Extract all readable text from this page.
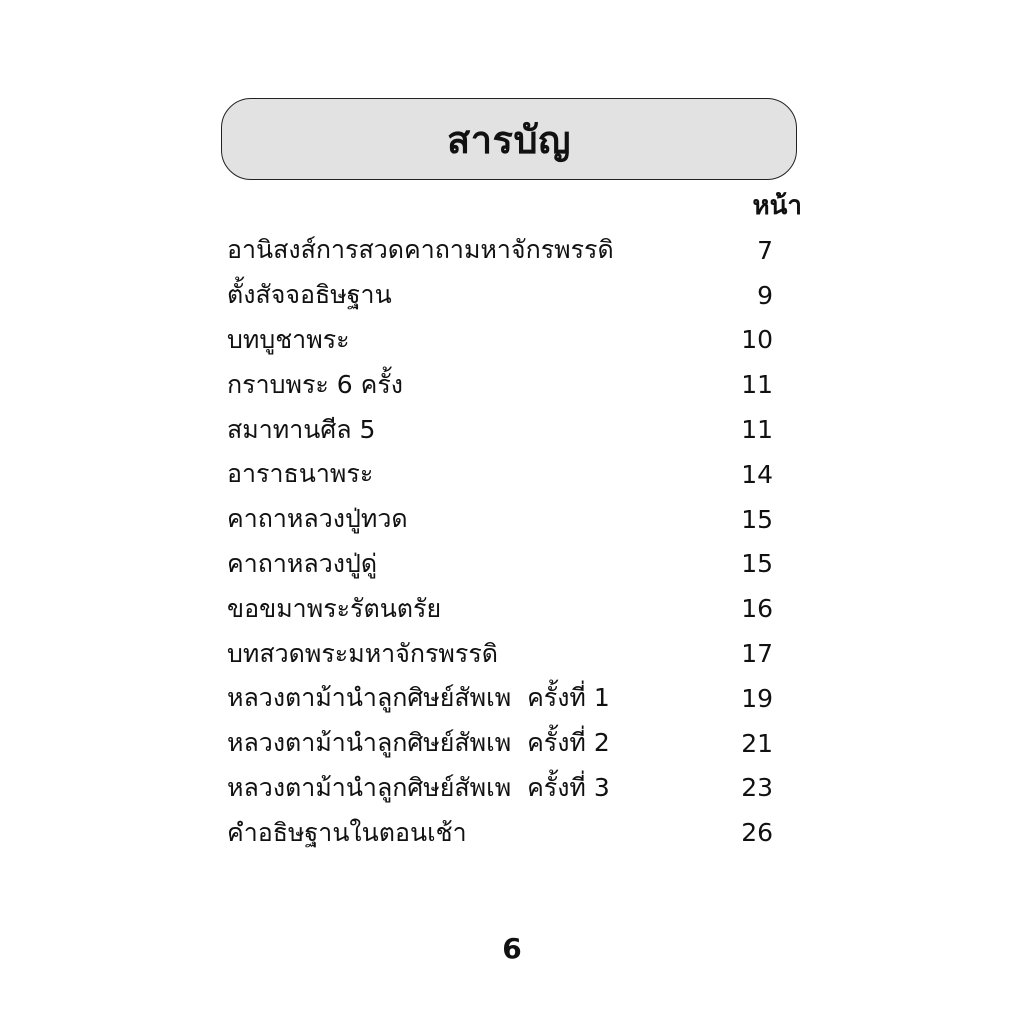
สารบัญ
หน้า
อานิสงส์การสวดคาถามหาจักรพรรดิ	7
ตั้งสัจจอธิษฐาน	9
บทบูชาพระ	10
กราบพระ 6 ครั้ง	11
สมาทานศีล 5	11
อาราธนาพระ	14
คาถาหลวงปู่ทวด	15
คาถาหลวงปู่ดู่	15
ขอขมาพระรัตนตรัย	16
บทสวดพระมหาจักรพรรดิ	17
หลวงตาม้านำลูกศิษย์สัพเพ  ครั้งที่ 1	19
หลวงตาม้านำลูกศิษย์สัพเพ  ครั้งที่ 2	21
หลวงตาม้านำลูกศิษย์สัพเพ  ครั้งที่ 3	23
คำอธิษฐานในตอนเช้า	26
6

→ What is being asked:
Give all the lines above again, character for character, without pictures.

→ Solution to this exercise:
Extract all readable text from this page.
สารบัญ
หน้า
อานิสงส์การสวดคาถามหาจักรพรรดิ	7
ตั้งสัจจอธิษฐาน	9
บทบูชาพระ	10
กราบพระ 6 ครั้ง	11
สมาทานศีล 5	11
อาราธนาพระ	14
คาถาหลวงปู่ทวด	15
คาถาหลวงปู่ดู่	15
ขอขมาพระรัตนตรัย	16
บทสวดพระมหาจักรพรรดิ	17
หลวงตาม้านำลูกศิษย์สัพเพ  ครั้งที่ 1	19
หลวงตาม้านำลูกศิษย์สัพเพ  ครั้งที่ 2	21
หลวงตาม้านำลูกศิษย์สัพเพ  ครั้งที่ 3	23
คำอธิษฐานในตอนเช้า	26
6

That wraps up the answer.